EXCERPT TO READ start

But as the article correctly points out a photon is not a particle - its an excitation of a quantum field. But it answers the question if it was a particle what would its wave-function be.

In fact the complex electromagnetic field E + iB is the wavefunction of a photon - the detail is in the article.

Thanks
Bill

 

[Cthugha]

In fact the complex electromagnetic field E + iB is the wavefunction of a photon - the detail is in the article.

Well, one has to be a bit careful here as that is Mike Raymer's condensed opinion and I am quite sure he gave some more detail in the talk accompanying the slides. You cannot apply the traditional concept of a Schrödinger style probability wave function to photons as you run into the problem of localizing massless particles. Localizing them too well of course destroys the photon and localizing them just for a bit leads to strange phenomena like the energy density of the field and the probability density for detecting a photon looking very different and having maxima at different positions. So you do not get a position eigenstate representation.

However, that does not mean that one cannot introduce any meaningful concept of wavefunctions for photons. See John Sipe's PRA on the concept of a photon wavefunction (Phys. Rev. A 52, 1875 (1995)):
http://www.physics.utoronto.ca/~sipegroup/publications/PRA/1995_52_1875.pdf

The important quote is:
"In this paper we argue that a photon wave function can in fact be introduced, if one is willing to redefine, in what we feel is a physically meaningful way, exactly what one wishes to mean by such a wave function." Mike Raymer shows one possible path to do that in those slides.

It is not too surprising that the concept of a wavefunction must be interpreted differently for massive and massless particles. Applying the "standard" concept of a wavefunction to photons is about as pointless as asking for the physical description of a photon moving slower than the speed of light in vacuum.

 

[vanhees71]

I couldn't agree more. I have to read Sipe's paper first, before I can comment on this idea to introduce a "wave function" for photons, but I'm very sceptic about it. I've never seen a convincing argument what a single-photon wave function should be good for. If you stick to the observables, usual QED is enough, isn't it?

In my opinion, it is impossible to really popularize an answer to the question what a photon really is without making it partially wrong. Unfortunately, even many university introductory books on quantum theory start with the discussion of photons in an oldfashioned hand-waving way, perpetuating wrong ideas from the time before relativistic QFT has been established (and one should not forget that in a strict mathematical sense relativistic QFT has not been proven to actually exist beyond the perturbative treatment we use in the Standard Model and in Quantum Optics).

EXCERPT TO READ end
DATA PROVIDED start

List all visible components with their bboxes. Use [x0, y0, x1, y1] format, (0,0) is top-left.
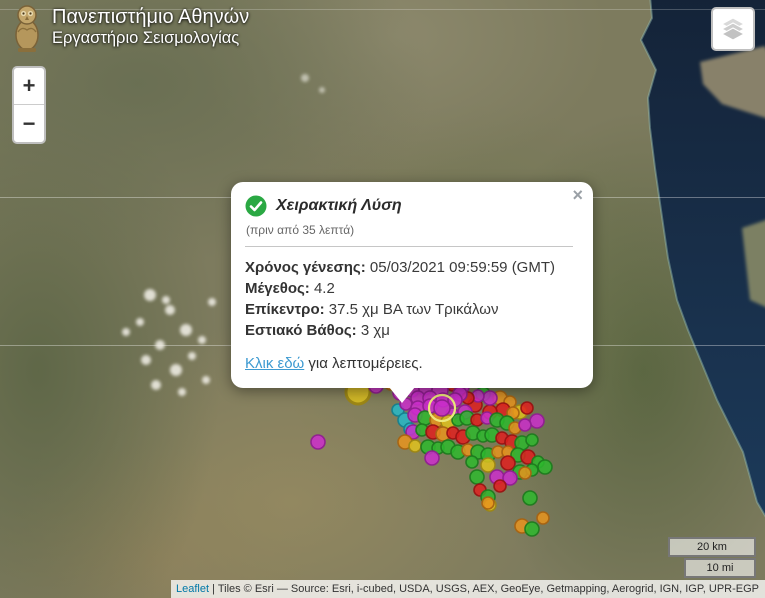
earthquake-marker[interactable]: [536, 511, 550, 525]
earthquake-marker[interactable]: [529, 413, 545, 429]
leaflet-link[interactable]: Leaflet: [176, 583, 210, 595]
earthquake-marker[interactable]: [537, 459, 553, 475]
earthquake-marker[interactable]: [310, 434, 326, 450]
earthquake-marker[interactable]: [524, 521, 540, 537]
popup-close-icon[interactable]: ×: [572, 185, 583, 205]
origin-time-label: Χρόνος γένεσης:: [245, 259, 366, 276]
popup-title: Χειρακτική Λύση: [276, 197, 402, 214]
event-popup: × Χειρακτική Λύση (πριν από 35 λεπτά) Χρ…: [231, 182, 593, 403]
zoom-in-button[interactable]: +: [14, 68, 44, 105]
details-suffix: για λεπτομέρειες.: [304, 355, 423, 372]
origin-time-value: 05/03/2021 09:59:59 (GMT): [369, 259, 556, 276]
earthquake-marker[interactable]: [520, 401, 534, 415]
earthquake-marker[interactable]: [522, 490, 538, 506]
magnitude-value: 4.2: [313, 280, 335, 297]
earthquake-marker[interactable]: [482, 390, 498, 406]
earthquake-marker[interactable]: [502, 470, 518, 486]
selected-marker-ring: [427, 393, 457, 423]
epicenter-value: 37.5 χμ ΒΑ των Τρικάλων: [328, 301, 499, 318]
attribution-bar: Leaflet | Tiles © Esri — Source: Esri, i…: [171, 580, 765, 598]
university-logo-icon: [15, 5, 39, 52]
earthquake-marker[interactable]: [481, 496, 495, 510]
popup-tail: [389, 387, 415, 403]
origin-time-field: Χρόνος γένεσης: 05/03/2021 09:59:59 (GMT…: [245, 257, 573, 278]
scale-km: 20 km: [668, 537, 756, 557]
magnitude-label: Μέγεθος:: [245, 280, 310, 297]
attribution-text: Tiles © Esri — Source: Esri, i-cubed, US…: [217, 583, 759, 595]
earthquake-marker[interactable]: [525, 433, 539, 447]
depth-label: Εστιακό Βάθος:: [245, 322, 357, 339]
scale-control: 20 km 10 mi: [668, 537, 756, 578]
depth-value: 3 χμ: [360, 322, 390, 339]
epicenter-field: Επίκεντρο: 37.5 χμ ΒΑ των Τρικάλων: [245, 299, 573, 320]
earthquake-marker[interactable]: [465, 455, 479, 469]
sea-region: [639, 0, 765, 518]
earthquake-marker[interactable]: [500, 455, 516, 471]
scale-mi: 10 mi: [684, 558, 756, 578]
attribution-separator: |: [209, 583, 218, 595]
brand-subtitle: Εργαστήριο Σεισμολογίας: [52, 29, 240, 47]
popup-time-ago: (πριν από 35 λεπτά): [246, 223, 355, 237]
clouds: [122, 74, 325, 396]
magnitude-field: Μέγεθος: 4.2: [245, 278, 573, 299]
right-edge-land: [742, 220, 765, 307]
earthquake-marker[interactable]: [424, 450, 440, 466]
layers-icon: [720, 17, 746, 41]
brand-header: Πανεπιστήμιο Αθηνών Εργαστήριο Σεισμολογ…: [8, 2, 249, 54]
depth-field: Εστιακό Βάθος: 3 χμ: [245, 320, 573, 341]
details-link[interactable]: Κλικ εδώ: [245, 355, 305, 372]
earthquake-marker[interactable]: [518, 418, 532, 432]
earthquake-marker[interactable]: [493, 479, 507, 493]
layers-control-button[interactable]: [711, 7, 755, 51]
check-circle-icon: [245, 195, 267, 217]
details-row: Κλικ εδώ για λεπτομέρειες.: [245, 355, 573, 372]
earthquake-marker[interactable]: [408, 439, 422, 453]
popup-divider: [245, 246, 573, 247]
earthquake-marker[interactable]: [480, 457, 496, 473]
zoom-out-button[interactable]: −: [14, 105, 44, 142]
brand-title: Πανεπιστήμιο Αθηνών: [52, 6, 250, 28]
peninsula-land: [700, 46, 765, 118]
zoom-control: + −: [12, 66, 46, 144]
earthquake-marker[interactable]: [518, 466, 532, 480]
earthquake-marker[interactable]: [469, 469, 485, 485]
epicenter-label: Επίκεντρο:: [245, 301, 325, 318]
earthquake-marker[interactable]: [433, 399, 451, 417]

DATA PROVIDED end

PARTS OF THE EXERCISE:
#1 In the forum thread on photon wavefunctions, what happens to a photon that is localized too well?
#2 Copy the forum thread on photon wavefunctions from "The important quote" up to and including "in those slides.".

RESPONSES BY TASK:
#1 It is destroyed.

#2
The important quote is:
"In this paper we argue that a photon wave function can in fact be introduced, if one is willing to redefine, in what we feel is a physically meaningful way, exactly what one wishes to mean by such a wave function." Mike Raymer shows one possible path to do that in those slides.